------ Records provided

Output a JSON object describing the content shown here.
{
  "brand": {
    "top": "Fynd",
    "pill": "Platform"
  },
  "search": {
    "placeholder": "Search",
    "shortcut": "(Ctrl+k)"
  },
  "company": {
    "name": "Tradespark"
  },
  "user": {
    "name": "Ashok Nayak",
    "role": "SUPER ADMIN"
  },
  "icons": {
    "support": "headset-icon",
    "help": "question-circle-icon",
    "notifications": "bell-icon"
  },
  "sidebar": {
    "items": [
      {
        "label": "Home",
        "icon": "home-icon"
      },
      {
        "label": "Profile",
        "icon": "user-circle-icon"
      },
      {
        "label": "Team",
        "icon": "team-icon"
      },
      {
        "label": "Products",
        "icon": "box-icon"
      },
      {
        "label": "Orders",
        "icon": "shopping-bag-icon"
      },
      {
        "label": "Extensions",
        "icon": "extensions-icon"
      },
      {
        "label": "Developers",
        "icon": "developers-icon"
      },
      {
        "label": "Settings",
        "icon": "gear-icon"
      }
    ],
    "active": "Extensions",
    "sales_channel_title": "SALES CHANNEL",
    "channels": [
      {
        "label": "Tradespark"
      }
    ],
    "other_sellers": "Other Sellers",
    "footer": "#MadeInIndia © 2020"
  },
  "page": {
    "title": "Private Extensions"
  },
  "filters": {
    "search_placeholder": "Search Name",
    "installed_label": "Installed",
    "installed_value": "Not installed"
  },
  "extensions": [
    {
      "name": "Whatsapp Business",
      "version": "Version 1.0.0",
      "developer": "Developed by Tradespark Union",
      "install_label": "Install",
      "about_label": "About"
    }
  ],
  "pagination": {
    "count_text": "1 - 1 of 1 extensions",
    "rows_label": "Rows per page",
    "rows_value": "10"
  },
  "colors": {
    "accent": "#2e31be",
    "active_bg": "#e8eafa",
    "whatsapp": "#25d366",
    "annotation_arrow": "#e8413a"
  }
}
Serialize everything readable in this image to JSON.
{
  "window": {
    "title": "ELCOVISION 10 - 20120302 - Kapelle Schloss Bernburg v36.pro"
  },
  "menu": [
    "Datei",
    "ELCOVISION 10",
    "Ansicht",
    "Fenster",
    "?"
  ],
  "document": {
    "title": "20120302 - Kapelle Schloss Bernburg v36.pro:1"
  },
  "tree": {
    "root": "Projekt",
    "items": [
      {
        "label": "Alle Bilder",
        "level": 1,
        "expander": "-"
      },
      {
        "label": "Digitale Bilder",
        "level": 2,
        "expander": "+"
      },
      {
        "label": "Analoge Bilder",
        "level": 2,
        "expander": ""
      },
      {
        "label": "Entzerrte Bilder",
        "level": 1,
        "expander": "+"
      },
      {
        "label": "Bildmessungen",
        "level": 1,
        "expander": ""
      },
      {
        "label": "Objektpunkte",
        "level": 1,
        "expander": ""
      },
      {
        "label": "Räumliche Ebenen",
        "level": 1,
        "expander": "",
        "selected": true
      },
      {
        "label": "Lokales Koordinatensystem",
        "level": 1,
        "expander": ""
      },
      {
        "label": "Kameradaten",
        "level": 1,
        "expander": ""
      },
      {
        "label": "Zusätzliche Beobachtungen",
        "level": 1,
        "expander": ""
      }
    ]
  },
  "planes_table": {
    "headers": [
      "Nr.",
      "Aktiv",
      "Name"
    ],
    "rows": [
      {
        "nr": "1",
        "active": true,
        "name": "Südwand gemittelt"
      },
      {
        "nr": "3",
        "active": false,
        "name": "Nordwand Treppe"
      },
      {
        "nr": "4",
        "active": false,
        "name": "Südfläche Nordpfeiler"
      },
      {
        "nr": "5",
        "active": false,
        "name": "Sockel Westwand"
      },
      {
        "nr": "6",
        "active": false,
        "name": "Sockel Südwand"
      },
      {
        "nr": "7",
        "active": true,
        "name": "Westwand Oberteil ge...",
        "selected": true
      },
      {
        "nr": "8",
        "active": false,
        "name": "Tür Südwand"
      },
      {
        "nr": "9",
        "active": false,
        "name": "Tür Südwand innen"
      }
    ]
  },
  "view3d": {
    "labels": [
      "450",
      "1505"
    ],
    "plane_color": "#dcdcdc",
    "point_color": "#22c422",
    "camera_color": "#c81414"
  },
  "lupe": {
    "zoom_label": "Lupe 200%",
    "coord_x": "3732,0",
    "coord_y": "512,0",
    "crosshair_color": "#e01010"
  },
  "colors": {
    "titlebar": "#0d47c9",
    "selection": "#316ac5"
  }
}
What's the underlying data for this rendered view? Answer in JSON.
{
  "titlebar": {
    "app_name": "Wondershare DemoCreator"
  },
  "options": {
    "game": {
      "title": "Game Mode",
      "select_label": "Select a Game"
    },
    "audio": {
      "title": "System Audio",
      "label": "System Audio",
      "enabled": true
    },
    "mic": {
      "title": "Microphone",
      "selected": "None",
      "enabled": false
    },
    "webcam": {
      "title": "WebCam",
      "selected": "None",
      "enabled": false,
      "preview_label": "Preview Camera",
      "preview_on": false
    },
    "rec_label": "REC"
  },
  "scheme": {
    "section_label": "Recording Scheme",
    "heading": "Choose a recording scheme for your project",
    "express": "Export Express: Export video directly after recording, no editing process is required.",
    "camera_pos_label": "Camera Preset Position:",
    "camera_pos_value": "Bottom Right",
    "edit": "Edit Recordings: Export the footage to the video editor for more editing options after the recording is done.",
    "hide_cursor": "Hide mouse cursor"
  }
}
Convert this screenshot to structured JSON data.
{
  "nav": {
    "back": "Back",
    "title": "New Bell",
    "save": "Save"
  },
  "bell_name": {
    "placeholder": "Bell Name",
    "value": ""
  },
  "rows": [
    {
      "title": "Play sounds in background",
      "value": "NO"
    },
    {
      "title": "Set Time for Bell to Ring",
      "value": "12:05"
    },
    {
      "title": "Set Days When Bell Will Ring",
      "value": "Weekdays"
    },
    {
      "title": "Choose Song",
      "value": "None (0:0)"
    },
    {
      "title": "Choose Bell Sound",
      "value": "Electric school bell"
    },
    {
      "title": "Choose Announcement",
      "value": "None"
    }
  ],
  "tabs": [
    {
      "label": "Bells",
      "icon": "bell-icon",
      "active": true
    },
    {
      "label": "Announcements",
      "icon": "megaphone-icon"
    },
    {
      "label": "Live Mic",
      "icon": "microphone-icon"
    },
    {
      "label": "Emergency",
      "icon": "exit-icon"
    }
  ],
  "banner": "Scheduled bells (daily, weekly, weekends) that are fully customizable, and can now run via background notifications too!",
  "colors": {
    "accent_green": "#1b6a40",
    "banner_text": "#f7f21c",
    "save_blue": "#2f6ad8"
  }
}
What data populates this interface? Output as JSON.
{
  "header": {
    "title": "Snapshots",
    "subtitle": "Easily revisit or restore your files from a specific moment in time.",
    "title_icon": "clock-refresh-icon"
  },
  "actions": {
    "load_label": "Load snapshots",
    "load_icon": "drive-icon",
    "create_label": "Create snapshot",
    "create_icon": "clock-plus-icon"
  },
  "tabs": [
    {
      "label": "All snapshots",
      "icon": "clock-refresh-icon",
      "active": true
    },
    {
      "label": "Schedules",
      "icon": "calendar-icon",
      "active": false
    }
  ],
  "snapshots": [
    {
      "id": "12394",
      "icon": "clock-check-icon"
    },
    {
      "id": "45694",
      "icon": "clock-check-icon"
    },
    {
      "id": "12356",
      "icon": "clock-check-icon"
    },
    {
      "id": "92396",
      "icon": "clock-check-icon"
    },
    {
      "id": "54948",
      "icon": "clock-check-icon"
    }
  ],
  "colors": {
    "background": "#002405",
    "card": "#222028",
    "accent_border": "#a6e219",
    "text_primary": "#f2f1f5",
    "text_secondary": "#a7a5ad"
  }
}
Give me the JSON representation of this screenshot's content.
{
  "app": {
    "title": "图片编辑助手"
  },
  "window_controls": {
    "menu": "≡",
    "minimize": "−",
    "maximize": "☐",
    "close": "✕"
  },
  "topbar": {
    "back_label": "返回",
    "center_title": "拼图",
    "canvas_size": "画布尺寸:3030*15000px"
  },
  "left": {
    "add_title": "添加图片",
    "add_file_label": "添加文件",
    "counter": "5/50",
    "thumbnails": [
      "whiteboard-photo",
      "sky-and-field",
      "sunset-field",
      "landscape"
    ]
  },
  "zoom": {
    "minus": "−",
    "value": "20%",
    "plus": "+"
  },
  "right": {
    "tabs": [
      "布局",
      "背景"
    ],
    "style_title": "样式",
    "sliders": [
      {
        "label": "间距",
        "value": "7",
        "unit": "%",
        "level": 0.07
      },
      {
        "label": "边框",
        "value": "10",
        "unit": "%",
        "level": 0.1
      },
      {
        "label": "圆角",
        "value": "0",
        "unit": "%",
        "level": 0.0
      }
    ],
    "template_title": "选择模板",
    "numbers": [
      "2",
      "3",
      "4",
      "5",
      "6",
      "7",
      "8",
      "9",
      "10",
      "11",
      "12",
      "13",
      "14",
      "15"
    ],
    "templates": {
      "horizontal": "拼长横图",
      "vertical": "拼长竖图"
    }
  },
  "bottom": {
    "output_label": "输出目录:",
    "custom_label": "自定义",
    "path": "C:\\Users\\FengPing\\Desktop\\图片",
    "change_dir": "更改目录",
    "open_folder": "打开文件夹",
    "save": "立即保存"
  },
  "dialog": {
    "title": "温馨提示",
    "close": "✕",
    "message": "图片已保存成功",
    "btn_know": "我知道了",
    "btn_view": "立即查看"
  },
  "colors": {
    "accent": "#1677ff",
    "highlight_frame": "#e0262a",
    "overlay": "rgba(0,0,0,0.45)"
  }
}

------------

→ **Objective**
Search the data above for the word "enabled", then gather each line in which it appears.

→ **The response**
      "enabled": true
      "enabled": false
      "enabled": false,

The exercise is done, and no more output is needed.